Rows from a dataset
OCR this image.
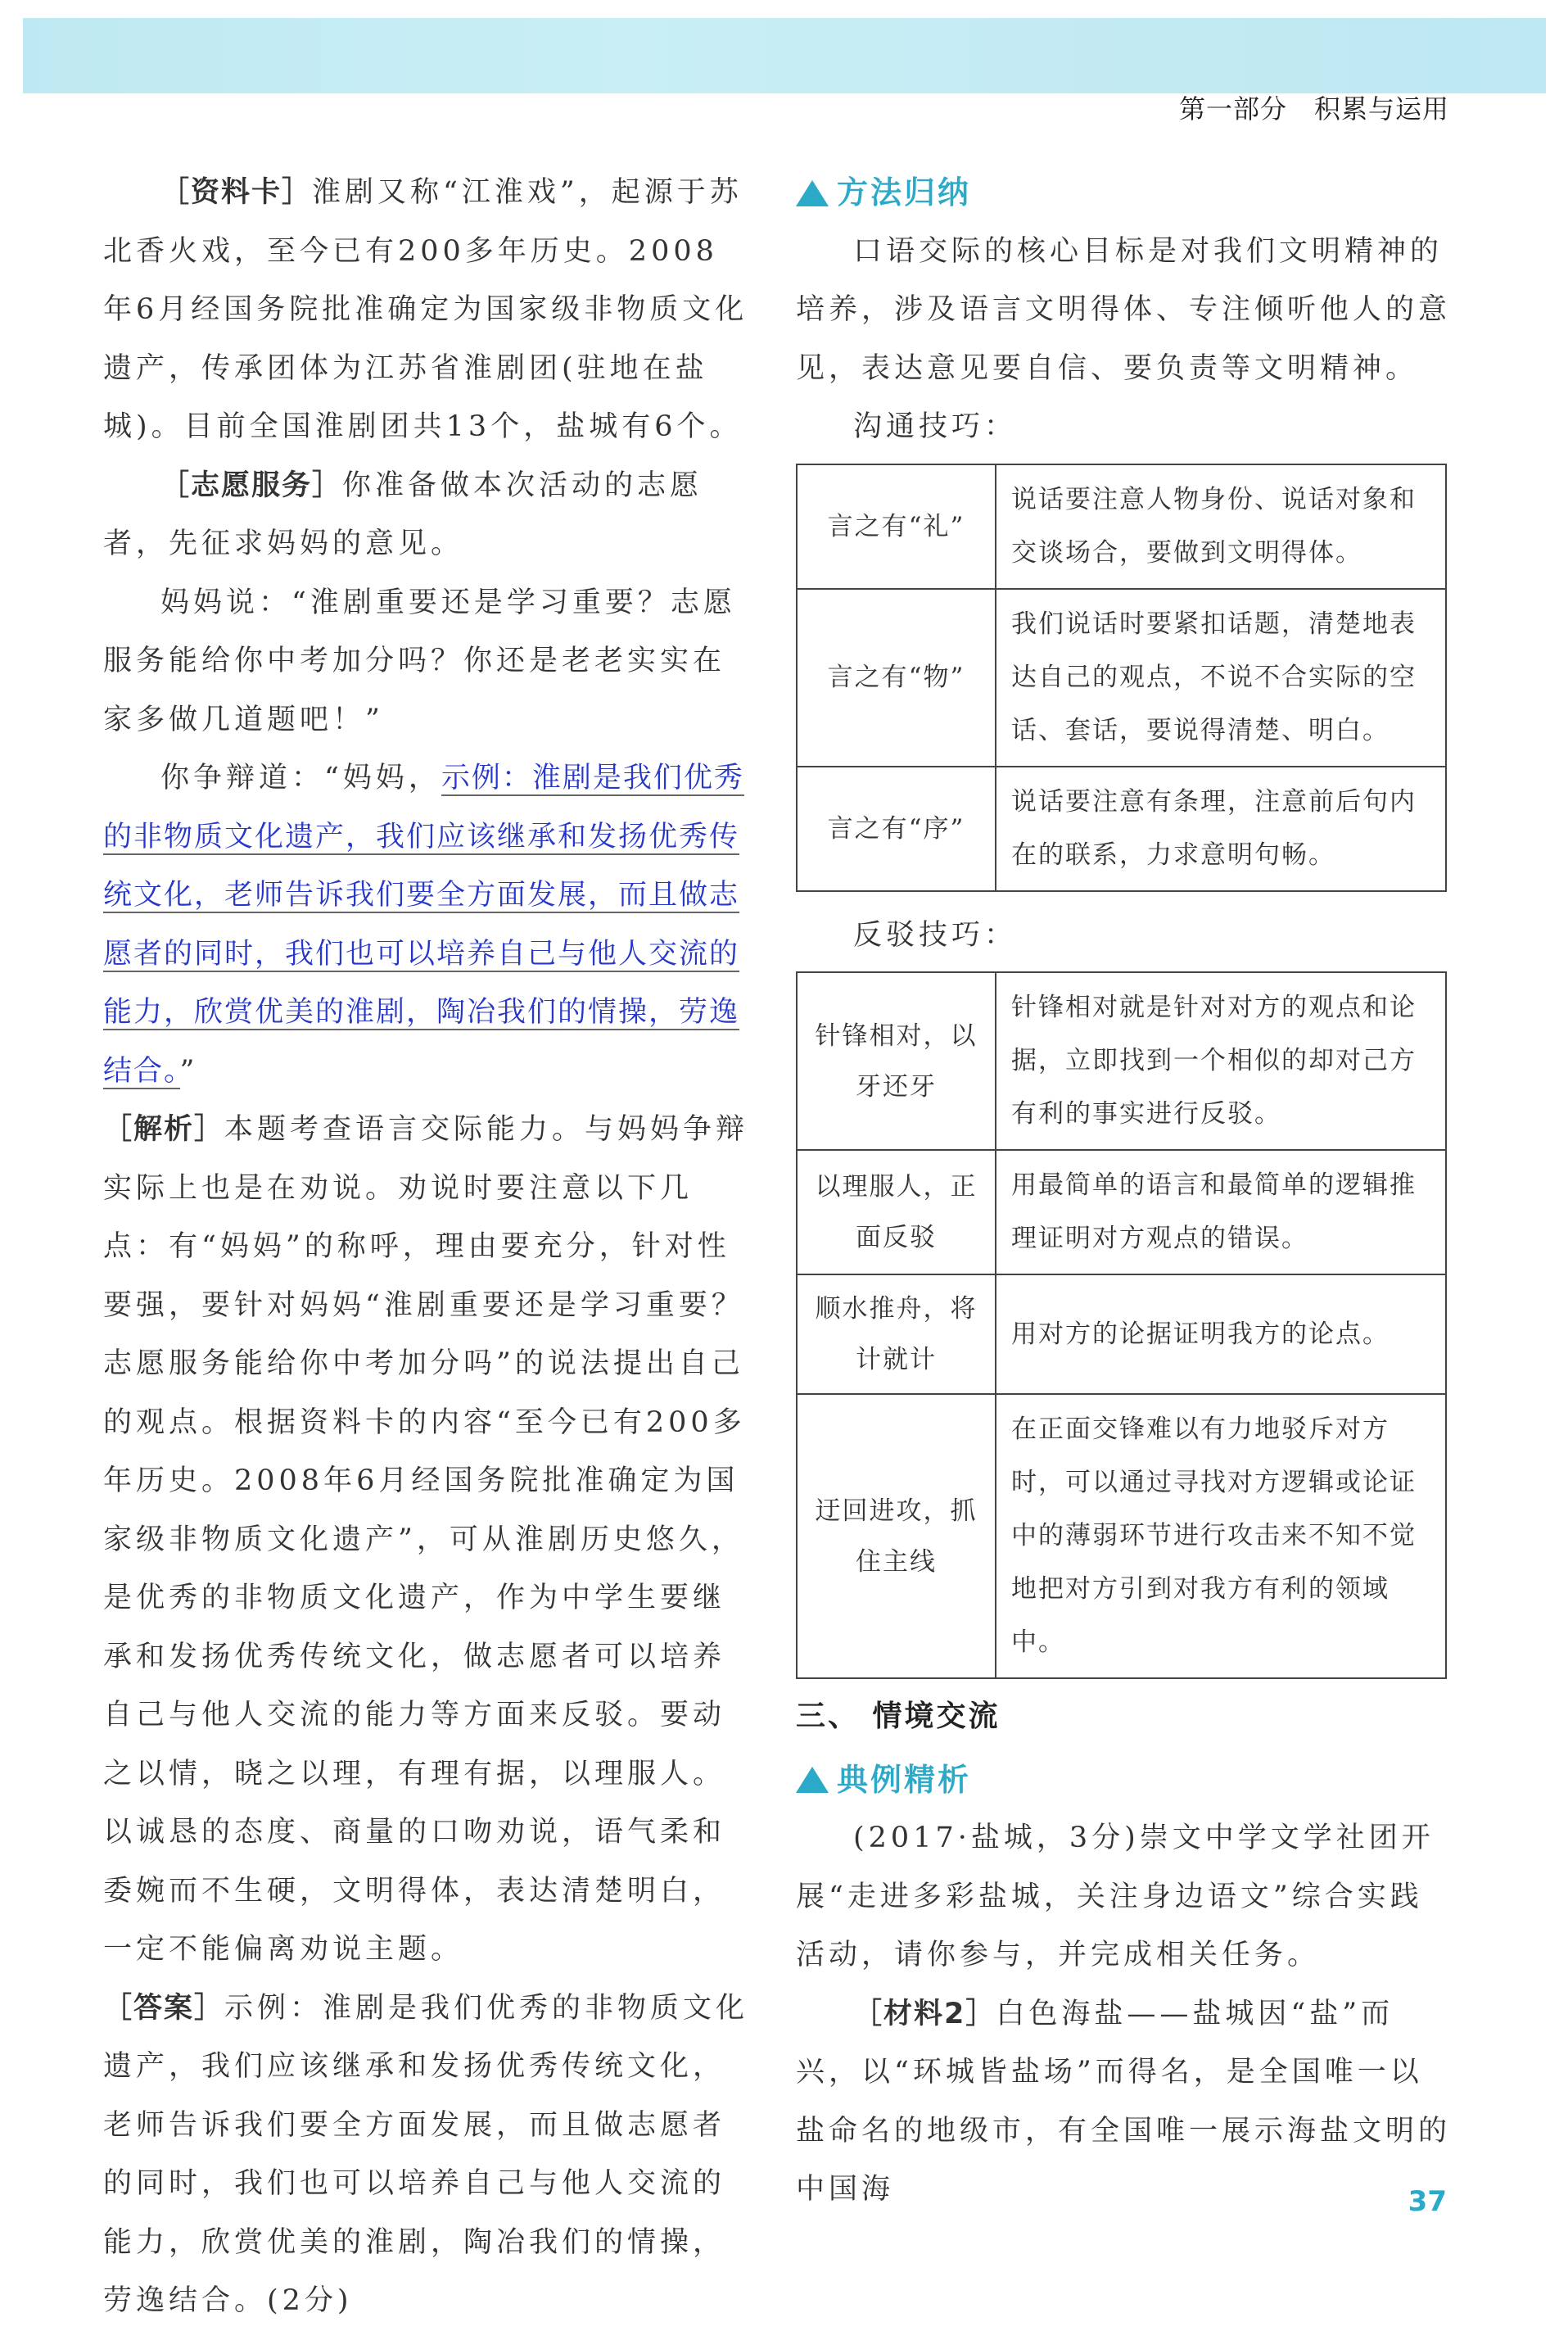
第一部分　积累与运用

［资料卡］淮剧又称“江淮戏”，起源于苏北香火戏，至今已有200多年历史。2008年6月经国务院批准确定为国家级非物质文化遗产，传承团体为江苏省淮剧团(驻地在盐城)。目前全国淮剧团共13个，盐城有6个。

［志愿服务］你准备做本次活动的志愿者，先征求妈妈的意见。

妈妈说：“淮剧重要还是学习重要？志愿服务能给你中考加分吗？你还是老老实实在家多做几道题吧！”

你争辩道：“妈妈，示例：淮剧是我们优秀的非物质文化遗产，我们应该继承和发扬优秀传统文化，老师告诉我们要全方面发展，而且做志愿者的同时，我们也可以培养自己与他人交流的能力，欣赏优美的淮剧，陶冶我们的情操，劳逸结合。”

［解析］本题考查语言交际能力。与妈妈争辩实际上也是在劝说。劝说时要注意以下几点：有“妈妈”的称呼，理由要充分，针对性要强，要针对妈妈“淮剧重要还是学习重要？志愿服务能给你中考加分吗”的说法提出自己的观点。根据资料卡的内容“至今已有200多年历史。2008年6月经国务院批准确定为国家级非物质文化遗产”，可从淮剧历史悠久，是优秀的非物质文化遗产，作为中学生要继承和发扬优秀传统文化，做志愿者可以培养自己与他人交流的能力等方面来反驳。要动之以情，晓之以理，有理有据，以理服人。以诚恳的态度、商量的口吻劝说，语气柔和委婉而不生硬，文明得体，表达清楚明白，一定不能偏离劝说主题。

［答案］示例：淮剧是我们优秀的非物质文化遗产，我们应该继承和发扬优秀传统文化，老师告诉我们要全方面发展，而且做志愿者的同时，我们也可以培养自己与他人交流的能力，欣赏优美的淮剧，陶冶我们的情操，劳逸结合。(2分)

方法归纳

口语交际的核心目标是对我们文明精神的培养，涉及语言文明得体、专注倾听他人的意见，表达意见要自信、要负责等文明精神。

沟通技巧：

言之有“礼”	说话要注意人物身份、说话对象和交谈场合，要做到文明得体。
言之有“物”	我们说话时要紧扣话题，清楚地表达自己的观点，不说不合实际的空话、套话，要说得清楚、明白。
言之有“序”	说话要注意有条理，注意前后句内在的联系，力求意明句畅。

反驳技巧：

针锋相对，以牙还牙	针锋相对就是针对对方的观点和论据，立即找到一个相似的却对己方有利的事实进行反驳。
以理服人，正面反驳	用最简单的语言和最简单的逻辑推理证明对方观点的错误。
顺水推舟，将计就计	用对方的论据证明我方的论点。
迂回进攻，抓住主线	在正面交锋难以有力地驳斥对方时，可以通过寻找对方逻辑或论证中的薄弱环节进行攻击来不知不觉地把对方引到对我方有利的领域中。
三、 情境交流
典例精析

(2017·盐城，3分)崇文中学文学社团开展“走进多彩盐城，关注身边语文”综合实践活动，请你参与，并完成相关任务。

［材料2］白色海盐——盐城因“盐”而兴，以“环城皆盐场”而得名，是全国唯一以盐命名的地级市，有全国唯一展示海盐文明的中国海	37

• DIRECTIVE
Point out every line holding the string "而且做志愿者的同时" and copy it.

• FINAL ANSWER
你争辩道：“妈妈，示例：淮剧是我们优秀的非物质文化遗产，我们应该继承和发扬优秀传统文化，老师告诉我们要全方面发展，而且做志愿者的同时，我们也可以培养自己与他人交流的能力，欣赏优美的淮剧，陶冶我们的情操，劳逸结合。”
［答案］示例：淮剧是我们优秀的非物质文化遗产，我们应该继承和发扬优秀传统文化，老师告诉我们要全方面发展，而且做志愿者的同时，我们也可以培养自己与他人交流的能力，欣赏优美的淮剧，陶冶我们的情操，劳逸结合。(2分)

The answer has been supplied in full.